| Instructions for the task |
Please carry on the text below about streamflow modeling in the Melen Watershed, starting after its last sentence.

Hence, the uniqueness of this study originates from investigating the usefulness of the application of the CFSR dataset and comparing the streamflow simulation results in the mountainous Black Sea catchment with the spatially scarce local climate data. Furthermore, this research examines the prediction of precipitation lapse by using the CFSR dataset for data-scarce region and the role of using this rate for the local climate observations to predict streamflow simulations by using the SWAT model.

2. Materials and Methods

2.1. Study Area

The Melen Watershed covers an area of 2445 km² and is located in the western Black Sea Coast of Turkey (Figure 1). The climate of the basin is characterized by the Black Sea. The Black Sea region receives high and evenly distributed precipitation throughout the year. The mean annual precipitation (1995–2012) in the central part of the basin is around 800 mm. In the Black Sea region, summers are warm and humid, winters are cool and damp. The mean annual temperature in the Duzce Plain is 13.5 °C. The hottest and coldest months are July and December, respectively. The Melen Watershed generally consists of mountains, plains, and plateaus. The mountains are cut in deep valleys and they rise from South to North and from West to East. The altitudes of the watershed range from 0 to 1952 m. Duzce Plain is approximately 120 m above sea level, surrounded by the Bolu Mountains from the East, the Orhan Mountains from the North, and the Samanlı Mountains from the South. The Great Melen River reaches sea level by decreasing altitudes with a moderate slope from the North and the East of the watershed (Figure 1).

According to the Corine (2006) database, the land use of the watershed is summarized in five classes (

Table 1. Land-use summary of the Melen Watershed.

Land Use	Percentage (%)
Forest	62.87
Agriculture	33.20
Urban	2.15
Pasture	1.56
Water Bodies	0.22

). Agricultural activity is quite essential for the region. Hazelnut production is one of the main sources of income, followed by corn and wheat production. The watershed is considered as the most feasible alternative water resources for Istanbul to supply water demand in the future [42]. The Melen Watershed has the highest water potential (1.5 billion m³ year⁻¹) among the other watersheds of Istanbul and it provides almost 45% of the total water resources [43]. The flowrate of the Great Melen River (Discharge Station No: D13A059 in Figure 1) ranges between 4 m³ sec ⁻¹ and 156 m³ sec⁻¹ with a mean flow rate of 44 m³ sec⁻¹. It reaches its highest values in March due to the precipitation and snow melt in the mountainous regions.

2.2. Soil and Water Assessment Tool (SWAT) Model and Data Sources

The SWAT (Soil and Water Assessment Tool) is a continuous-time, semi-distributed, and process-based hydrological model. The model is used to simulate the quality and quantity of surface and groundwater and predict the environmental impact of land use, land-management practices, and climate change. SWAT is widely used in assessing soil erosion prevention and control, non-point source pollution control, and regional management in watersheds [44]. It uses spatially distributed data on topography, soils, land cover, land management, and climate data to predict water, sediment, nutrient and pesticide [45]. The main hydrological processes include infiltration, runoff, evapotranspiration, lateral flow, and percolation. Water balance computation is performed at the level of hydrological response units (HRU), which are derived by a unique combination of land use, management, topographical, and soil characteristics, aggregated at the subbasins level and routed towards the reaches and the catchment outlet. More details about the SWAT model can be found in the theoretical documentation and from the relevant literature [20,44,45,46,47].

| Information supplied |

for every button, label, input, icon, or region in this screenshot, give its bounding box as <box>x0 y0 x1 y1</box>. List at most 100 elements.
--
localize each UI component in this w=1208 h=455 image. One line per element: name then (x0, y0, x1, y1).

| Reply to the exercise |
SWAT model setup and watershed delineations were conducted by using ArcSWAT2012 on ArcGIS 10.3 Desktop version. To delineate the watershed and its stream network, the digital elevation model SRTM 90 m digital elevation data was used from CGIAR (Consultative Group for International Agricultural Research). Soil data was compiled from FAO/UNESCO (Food and Agriculture Organization / The United Nations Educational, Scientific and Cultural Organization) Soil Map of the World [48] whereas, the land-use map was obtained from the CORINE 2006 Land Cover datasets (http://www.eea.europa.eu/data-and-maps/data/corine-land-cover-2006-raster-3).

The SWAT model setup for Melen Watershed was mostly guided by a modeling study performed by Cuceloglu et al. [43] in the region. Considering the stream network and the discharge monitoring stations located in the basin, the Melen Watershed was divided into 21 subbasins and 478 HRUs.

The local climate dataset was obtained from the Turkish State Meteorological Service (MGM). Climate stations measure temperature (maximum, minimum, and average), precipitation, wind as well as the humidity. These parameters were available on a daily basis. For the quality control of measured data, MGM follows the procedures given by the World Meteorological Organization. Sonmez [49] provided detailed instructions about the quality control methods applied to the meteorological data. Selected meteorological stations from MGM and related information are summarized in

Table 2. Local climate stations and related information.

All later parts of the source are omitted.